**WRITTEN PROBLEM:**
Extract the full listing verbatim and drop any pictures from your copy.

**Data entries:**
______________________________

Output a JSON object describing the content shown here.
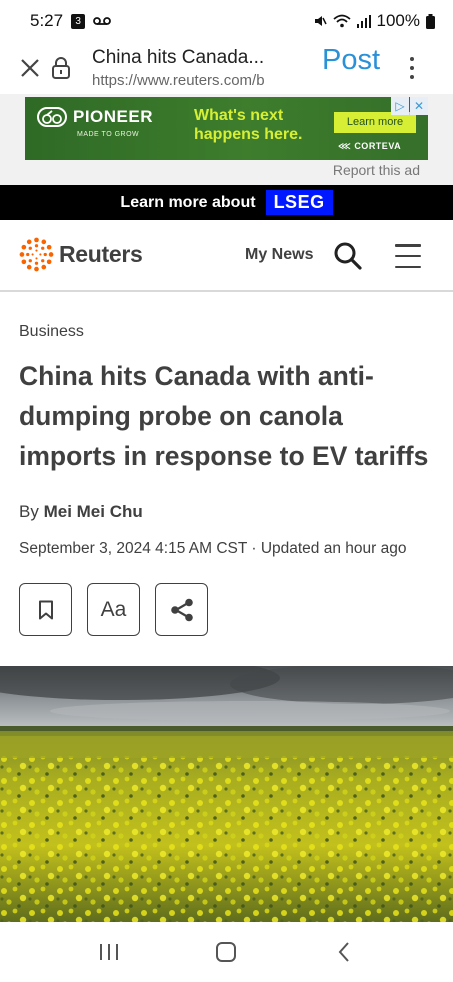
{
  "status_bar": {
    "time": "5:27",
    "battery": "100%",
    "icons": [
      "notification-badge-icon",
      "voicemail-icon",
      "mute-icon",
      "wifi-icon",
      "signal-icon",
      "battery-icon"
    ]
  },
  "browser": {
    "page_title": "China hits Canada...",
    "url": "https://www.reuters.com/b",
    "post_label": "Post"
  },
  "ad": {
    "brand": "PIONEER",
    "brand_tagline": "MADE TO GROW",
    "headline_line1": "What's next",
    "headline_line2": "happens here.",
    "cta": "Learn more",
    "sponsor": "CORTEVA",
    "report_label": "Report this ad"
  },
  "promo": {
    "text": "Learn more about",
    "logo": "LSEG"
  },
  "site_header": {
    "logo_text": "Reuters",
    "my_news": "My News"
  },
  "article": {
    "section": "Business",
    "headline": "China hits Canada with anti-dumping probe on canola imports in response to EV tariffs",
    "byline_prefix": "By",
    "author": "Mei Mei Chu",
    "dateline": "September 3, 2024 4:15 AM CST · Updated an hour ago",
    "font_button_label": "Aa"
  },
  "colors": {
    "post_link": "#2a90d8",
    "reuters_orange": "#fa6400",
    "lseg_blue": "#0018ff",
    "ad_green": "#3d7d2c",
    "ad_lime": "#d6ef34"
  }
}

______________________________

**EXERCISE RESPONSE:**
Output a JSON object describing the content shown here.
{
  "status_bar": {
    "time": "5:27",
    "battery": "100%",
    "icons": [
      "notification-badge-icon",
      "voicemail-icon",
      "mute-icon",
      "wifi-icon",
      "signal-icon",
      "battery-icon"
    ]
  },
  "browser": {
    "page_title": "China hits Canada...",
    "url": "https://www.reuters.com/b",
    "post_label": "Post"
  },
  "ad": {
    "brand": "PIONEER",
    "brand_tagline": "MADE TO GROW",
    "headline_line1": "What's next",
    "headline_line2": "happens here.",
    "cta": "Learn more",
    "sponsor": "CORTEVA",
    "report_label": "Report this ad"
  },
  "promo": {
    "text": "Learn more about",
    "logo": "LSEG"
  },
  "site_header": {
    "logo_text": "Reuters",
    "my_news": "My News"
  },
  "article": {
    "section": "Business",
    "headline": "China hits Canada with anti-dumping probe on canola imports in response to EV tariffs",
    "byline_prefix": "By",
    "author": "Mei Mei Chu",
    "dateline": "September 3, 2024 4:15 AM CST · Updated an hour ago",
    "font_button_label": "Aa"
  },
  "colors": {
    "post_link": "#2a90d8",
    "reuters_orange": "#fa6400",
    "lseg_blue": "#0018ff",
    "ad_green": "#3d7d2c",
    "ad_lime": "#d6ef34"
  }
}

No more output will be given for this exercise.